• [DIRECTION]:
Write out the whole of the material exactly.

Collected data
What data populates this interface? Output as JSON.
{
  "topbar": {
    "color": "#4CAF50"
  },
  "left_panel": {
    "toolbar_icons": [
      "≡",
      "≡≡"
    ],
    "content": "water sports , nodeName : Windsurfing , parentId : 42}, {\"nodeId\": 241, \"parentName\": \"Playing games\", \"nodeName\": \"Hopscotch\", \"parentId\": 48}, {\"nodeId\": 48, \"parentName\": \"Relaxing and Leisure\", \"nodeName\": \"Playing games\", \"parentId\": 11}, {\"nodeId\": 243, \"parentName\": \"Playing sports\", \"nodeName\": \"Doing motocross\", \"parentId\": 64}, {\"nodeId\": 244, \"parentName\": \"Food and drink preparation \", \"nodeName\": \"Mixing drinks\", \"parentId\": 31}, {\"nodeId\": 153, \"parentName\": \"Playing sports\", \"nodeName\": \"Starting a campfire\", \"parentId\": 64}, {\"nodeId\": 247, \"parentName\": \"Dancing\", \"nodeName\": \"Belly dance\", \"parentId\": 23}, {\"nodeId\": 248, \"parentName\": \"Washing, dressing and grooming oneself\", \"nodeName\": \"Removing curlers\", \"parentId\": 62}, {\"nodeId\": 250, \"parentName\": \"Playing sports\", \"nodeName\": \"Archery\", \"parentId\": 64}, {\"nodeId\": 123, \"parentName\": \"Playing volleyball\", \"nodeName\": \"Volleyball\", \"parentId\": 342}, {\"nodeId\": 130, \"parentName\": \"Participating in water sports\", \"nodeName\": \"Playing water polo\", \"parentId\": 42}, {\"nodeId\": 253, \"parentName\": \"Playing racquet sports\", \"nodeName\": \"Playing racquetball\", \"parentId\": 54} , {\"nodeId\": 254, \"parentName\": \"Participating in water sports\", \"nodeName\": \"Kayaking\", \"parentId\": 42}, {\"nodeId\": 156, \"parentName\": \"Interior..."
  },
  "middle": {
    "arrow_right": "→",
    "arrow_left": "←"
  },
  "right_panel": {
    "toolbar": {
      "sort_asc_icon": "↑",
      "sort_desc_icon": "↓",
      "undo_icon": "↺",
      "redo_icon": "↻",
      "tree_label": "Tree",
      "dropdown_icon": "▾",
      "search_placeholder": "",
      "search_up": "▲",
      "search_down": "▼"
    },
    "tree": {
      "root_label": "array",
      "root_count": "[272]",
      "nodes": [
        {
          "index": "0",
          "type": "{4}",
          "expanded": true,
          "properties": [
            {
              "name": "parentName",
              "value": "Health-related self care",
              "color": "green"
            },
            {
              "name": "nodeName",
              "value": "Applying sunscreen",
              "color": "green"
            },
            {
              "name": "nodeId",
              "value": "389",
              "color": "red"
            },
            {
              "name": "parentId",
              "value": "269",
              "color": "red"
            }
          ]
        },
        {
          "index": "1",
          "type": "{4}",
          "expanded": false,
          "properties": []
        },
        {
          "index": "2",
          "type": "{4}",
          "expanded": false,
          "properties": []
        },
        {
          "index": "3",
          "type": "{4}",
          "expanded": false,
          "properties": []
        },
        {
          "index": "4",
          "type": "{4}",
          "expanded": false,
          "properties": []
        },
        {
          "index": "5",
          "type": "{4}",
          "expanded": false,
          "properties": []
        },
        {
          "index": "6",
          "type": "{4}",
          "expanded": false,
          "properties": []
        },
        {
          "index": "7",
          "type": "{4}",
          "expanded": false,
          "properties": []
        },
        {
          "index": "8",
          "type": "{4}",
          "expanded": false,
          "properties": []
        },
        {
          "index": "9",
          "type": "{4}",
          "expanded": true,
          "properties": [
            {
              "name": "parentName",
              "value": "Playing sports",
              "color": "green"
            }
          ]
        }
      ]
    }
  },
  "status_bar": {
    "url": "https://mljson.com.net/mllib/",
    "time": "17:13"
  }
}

• [REPLY TO THE TASK]:
What data populates this interface? Output as JSON.
{
  "topbar": {
    "color": "#4CAF50"
  },
  "left_panel": {
    "toolbar_icons": [
      "≡",
      "≡≡"
    ],
    "content": "water sports , nodeName : Windsurfing , parentId : 42}, {\"nodeId\": 241, \"parentName\": \"Playing games\", \"nodeName\": \"Hopscotch\", \"parentId\": 48}, {\"nodeId\": 48, \"parentName\": \"Relaxing and Leisure\", \"nodeName\": \"Playing games\", \"parentId\": 11}, {\"nodeId\": 243, \"parentName\": \"Playing sports\", \"nodeName\": \"Doing motocross\", \"parentId\": 64}, {\"nodeId\": 244, \"parentName\": \"Food and drink preparation \", \"nodeName\": \"Mixing drinks\", \"parentId\": 31}, {\"nodeId\": 153, \"parentName\": \"Playing sports\", \"nodeName\": \"Starting a campfire\", \"parentId\": 64}, {\"nodeId\": 247, \"parentName\": \"Dancing\", \"nodeName\": \"Belly dance\", \"parentId\": 23}, {\"nodeId\": 248, \"parentName\": \"Washing, dressing and grooming oneself\", \"nodeName\": \"Removing curlers\", \"parentId\": 62}, {\"nodeId\": 250, \"parentName\": \"Playing sports\", \"nodeName\": \"Archery\", \"parentId\": 64}, {\"nodeId\": 123, \"parentName\": \"Playing volleyball\", \"nodeName\": \"Volleyball\", \"parentId\": 342}, {\"nodeId\": 130, \"parentName\": \"Participating in water sports\", \"nodeName\": \"Playing water polo\", \"parentId\": 42}, {\"nodeId\": 253, \"parentName\": \"Playing racquet sports\", \"nodeName\": \"Playing racquetball\", \"parentId\": 54} , {\"nodeId\": 254, \"parentName\": \"Participating in water sports\", \"nodeName\": \"Kayaking\", \"parentId\": 42}, {\"nodeId\": 156, \"parentName\": \"Interior..."
  },
  "middle": {
    "arrow_right": "→",
    "arrow_left": "←"
  },
  "right_panel": {
    "toolbar": {
      "sort_asc_icon": "↑",
      "sort_desc_icon": "↓",
      "undo_icon": "↺",
      "redo_icon": "↻",
      "tree_label": "Tree",
      "dropdown_icon": "▾",
      "search_placeholder": "",
      "search_up": "▲",
      "search_down": "▼"
    },
    "tree": {
      "root_label": "array",
      "root_count": "[272]",
      "nodes": [
        {
          "index": "0",
          "type": "{4}",
          "expanded": true,
          "properties": [
            {
              "name": "parentName",
              "value": "Health-related self care",
              "color": "green"
            },
            {
              "name": "nodeName",
              "value": "Applying sunscreen",
              "color": "green"
            },
            {
              "name": "nodeId",
              "value": "389",
              "color": "red"
            },
            {
              "name": "parentId",
              "value": "269",
              "color": "red"
            }
          ]
        },
        {
          "index": "1",
          "type": "{4}",
          "expanded": false,
          "properties": []
        },
        {
          "index": "2",
          "type": "{4}",
          "expanded": false,
          "properties": []
        },
        {
          "index": "3",
          "type": "{4}",
          "expanded": false,
          "properties": []
        },
        {
          "index": "4",
          "type": "{4}",
          "expanded": false,
          "properties": []
        },
        {
          "index": "5",
          "type": "{4}",
          "expanded": false,
          "properties": []
        },
        {
          "index": "6",
          "type": "{4}",
          "expanded": false,
          "properties": []
        },
        {
          "index": "7",
          "type": "{4}",
          "expanded": false,
          "properties": []
        },
        {
          "index": "8",
          "type": "{4}",
          "expanded": false,
          "properties": []
        },
        {
          "index": "9",
          "type": "{4}",
          "expanded": true,
          "properties": [
            {
              "name": "parentName",
              "value": "Playing sports",
              "color": "green"
            }
          ]
        }
      ]
    }
  },
  "status_bar": {
    "url": "https://mljson.com.net/mllib/",
    "time": "17:13"
  }
}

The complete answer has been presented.